→ SET PROBLEM:
Find the lines below that contain the word "values" and count them. Only the number should be given.
━━━ EXERCISE DATA ━━━
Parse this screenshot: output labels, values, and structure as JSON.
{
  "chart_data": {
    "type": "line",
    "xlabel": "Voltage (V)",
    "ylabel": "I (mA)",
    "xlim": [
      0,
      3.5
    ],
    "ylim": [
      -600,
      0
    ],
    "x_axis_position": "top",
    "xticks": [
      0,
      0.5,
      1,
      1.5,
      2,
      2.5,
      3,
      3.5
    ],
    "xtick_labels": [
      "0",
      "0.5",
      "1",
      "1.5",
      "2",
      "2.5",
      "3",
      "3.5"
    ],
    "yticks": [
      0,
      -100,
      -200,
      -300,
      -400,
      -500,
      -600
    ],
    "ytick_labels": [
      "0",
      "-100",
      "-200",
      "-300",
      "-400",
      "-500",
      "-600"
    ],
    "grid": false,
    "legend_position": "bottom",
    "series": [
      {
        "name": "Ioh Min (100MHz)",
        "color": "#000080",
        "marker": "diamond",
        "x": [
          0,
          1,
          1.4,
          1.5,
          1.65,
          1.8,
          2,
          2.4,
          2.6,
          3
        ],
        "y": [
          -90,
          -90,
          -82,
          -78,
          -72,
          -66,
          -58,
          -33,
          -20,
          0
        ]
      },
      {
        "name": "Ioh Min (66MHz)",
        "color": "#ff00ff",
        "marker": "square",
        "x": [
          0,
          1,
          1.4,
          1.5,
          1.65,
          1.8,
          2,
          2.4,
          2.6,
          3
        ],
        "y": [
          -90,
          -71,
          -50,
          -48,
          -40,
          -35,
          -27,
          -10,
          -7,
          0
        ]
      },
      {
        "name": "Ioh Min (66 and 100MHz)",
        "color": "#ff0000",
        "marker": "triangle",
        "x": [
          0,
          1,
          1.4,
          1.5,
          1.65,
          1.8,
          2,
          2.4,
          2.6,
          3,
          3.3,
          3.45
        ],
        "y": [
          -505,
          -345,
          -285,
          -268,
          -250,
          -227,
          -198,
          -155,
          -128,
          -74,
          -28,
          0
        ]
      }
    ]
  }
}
━━━
━━━ EXERCISE DATA ━━━
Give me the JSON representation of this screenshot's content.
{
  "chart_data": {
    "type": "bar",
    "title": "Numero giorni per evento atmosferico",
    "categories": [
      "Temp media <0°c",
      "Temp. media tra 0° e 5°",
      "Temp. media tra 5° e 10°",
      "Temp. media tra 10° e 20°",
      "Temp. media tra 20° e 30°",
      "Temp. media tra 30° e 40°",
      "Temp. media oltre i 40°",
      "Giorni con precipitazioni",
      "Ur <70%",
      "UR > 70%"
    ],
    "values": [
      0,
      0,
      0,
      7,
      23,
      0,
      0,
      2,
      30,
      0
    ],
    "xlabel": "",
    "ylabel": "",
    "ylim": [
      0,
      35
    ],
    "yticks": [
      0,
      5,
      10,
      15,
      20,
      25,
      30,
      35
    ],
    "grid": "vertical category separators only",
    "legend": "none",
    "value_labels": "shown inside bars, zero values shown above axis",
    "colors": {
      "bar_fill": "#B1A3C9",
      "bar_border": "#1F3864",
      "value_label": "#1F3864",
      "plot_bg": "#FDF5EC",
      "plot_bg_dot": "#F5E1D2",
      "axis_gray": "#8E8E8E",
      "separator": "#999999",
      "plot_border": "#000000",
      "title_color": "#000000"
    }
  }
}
━━━
→ EXERCISE RESULT:
3